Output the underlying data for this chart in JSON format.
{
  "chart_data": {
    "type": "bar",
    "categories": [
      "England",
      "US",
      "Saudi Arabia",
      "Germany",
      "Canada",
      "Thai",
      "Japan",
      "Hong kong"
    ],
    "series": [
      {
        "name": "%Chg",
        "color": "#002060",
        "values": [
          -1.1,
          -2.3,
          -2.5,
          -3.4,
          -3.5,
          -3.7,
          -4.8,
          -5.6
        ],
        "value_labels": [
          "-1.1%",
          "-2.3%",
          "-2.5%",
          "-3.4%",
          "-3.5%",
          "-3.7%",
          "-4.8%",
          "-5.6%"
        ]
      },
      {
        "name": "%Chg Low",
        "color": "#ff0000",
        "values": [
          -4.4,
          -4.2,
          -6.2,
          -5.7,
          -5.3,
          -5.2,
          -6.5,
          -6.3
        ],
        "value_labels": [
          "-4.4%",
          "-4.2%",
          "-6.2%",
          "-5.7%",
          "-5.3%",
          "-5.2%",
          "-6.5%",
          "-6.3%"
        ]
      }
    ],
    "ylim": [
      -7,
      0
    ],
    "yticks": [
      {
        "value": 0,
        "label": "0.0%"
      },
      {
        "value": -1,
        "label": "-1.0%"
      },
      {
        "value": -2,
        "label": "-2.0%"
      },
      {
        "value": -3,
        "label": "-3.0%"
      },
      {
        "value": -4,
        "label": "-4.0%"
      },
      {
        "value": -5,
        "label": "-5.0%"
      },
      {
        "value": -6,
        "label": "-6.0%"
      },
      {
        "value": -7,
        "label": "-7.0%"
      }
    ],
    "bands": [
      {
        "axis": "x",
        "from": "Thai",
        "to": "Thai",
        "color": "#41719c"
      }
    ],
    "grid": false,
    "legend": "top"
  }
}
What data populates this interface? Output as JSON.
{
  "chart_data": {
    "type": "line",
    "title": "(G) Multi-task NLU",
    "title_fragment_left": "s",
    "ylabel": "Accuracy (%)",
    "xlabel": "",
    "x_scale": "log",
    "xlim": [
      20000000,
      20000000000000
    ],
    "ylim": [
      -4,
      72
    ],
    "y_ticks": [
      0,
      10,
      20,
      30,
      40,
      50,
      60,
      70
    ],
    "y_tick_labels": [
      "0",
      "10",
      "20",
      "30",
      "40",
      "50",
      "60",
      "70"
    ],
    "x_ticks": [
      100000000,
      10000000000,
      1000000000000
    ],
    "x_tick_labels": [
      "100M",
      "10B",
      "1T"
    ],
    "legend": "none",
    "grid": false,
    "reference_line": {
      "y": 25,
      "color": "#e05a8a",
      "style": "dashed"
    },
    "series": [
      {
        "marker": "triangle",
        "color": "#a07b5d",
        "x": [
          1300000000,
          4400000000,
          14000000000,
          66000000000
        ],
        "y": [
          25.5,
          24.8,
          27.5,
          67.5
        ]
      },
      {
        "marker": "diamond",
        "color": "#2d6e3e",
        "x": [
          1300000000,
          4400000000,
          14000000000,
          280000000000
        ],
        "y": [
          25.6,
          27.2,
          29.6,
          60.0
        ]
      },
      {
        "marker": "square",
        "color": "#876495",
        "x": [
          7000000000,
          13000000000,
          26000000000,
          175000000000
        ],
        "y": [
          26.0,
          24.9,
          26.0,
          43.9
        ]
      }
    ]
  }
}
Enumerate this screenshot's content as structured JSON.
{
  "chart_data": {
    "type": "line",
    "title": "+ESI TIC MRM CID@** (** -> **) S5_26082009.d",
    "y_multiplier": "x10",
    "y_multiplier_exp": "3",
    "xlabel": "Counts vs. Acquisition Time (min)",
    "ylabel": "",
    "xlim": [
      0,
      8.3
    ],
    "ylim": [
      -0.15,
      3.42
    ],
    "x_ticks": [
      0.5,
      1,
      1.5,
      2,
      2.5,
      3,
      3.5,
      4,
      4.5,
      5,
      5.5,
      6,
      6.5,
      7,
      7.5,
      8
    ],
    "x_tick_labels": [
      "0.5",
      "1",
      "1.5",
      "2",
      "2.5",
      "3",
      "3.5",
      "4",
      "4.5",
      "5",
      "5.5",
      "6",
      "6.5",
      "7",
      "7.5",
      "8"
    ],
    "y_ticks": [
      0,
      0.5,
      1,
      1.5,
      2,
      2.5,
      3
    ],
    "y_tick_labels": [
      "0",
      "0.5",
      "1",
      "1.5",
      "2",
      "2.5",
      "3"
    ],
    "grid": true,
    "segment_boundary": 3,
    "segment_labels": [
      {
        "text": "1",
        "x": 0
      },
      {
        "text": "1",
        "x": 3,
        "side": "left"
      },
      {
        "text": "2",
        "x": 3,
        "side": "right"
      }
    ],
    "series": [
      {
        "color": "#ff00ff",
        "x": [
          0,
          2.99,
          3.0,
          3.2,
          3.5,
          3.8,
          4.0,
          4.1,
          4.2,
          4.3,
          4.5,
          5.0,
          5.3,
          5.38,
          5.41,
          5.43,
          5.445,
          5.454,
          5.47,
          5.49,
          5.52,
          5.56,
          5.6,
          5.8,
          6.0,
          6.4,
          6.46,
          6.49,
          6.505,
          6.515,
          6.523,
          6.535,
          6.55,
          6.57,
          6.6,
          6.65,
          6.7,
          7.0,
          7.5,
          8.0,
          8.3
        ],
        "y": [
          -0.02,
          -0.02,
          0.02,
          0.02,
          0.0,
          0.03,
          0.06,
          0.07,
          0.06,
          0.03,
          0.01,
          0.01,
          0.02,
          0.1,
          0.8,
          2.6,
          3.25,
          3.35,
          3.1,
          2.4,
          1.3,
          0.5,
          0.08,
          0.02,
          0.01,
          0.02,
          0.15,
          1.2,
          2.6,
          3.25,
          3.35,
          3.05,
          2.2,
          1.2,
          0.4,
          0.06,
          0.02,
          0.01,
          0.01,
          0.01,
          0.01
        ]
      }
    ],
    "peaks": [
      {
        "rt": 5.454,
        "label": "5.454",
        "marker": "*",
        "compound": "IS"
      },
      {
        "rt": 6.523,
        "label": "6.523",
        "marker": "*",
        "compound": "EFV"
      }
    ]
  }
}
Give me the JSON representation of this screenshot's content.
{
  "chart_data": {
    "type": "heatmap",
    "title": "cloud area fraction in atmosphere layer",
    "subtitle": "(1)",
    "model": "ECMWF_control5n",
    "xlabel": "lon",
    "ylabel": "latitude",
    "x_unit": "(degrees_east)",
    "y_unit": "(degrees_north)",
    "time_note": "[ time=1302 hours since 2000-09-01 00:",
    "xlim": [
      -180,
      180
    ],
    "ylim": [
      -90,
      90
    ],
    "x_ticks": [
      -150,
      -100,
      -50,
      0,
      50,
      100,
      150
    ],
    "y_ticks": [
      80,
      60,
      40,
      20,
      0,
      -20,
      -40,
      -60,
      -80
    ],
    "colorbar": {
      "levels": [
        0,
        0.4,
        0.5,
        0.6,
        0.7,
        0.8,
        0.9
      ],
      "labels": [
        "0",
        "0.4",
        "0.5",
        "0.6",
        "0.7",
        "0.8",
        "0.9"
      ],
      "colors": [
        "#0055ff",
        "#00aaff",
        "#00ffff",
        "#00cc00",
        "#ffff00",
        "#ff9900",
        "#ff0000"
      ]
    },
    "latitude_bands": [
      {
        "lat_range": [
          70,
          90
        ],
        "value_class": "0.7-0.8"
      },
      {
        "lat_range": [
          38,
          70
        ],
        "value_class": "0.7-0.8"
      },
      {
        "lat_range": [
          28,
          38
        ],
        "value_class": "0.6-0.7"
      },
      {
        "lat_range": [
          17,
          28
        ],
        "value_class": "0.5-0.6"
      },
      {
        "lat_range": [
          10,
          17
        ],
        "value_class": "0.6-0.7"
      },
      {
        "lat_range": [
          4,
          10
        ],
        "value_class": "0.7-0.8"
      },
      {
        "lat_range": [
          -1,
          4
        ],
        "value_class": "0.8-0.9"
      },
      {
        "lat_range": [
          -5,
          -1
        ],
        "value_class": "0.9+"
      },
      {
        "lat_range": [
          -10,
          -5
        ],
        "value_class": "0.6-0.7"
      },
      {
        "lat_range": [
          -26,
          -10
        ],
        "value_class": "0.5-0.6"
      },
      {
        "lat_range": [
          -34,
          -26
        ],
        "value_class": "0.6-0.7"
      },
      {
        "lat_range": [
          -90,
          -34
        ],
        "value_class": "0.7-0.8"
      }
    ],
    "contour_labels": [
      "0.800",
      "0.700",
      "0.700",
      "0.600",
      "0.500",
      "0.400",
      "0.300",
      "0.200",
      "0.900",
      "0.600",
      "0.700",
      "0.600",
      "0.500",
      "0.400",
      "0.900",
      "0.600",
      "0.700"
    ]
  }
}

Exercise goal ▸ Gather up the lines that contain the word "content".

Full solution ▸
Enumerate this screenshot's content as structured JSON.
Give me the JSON representation of this screenshot's content.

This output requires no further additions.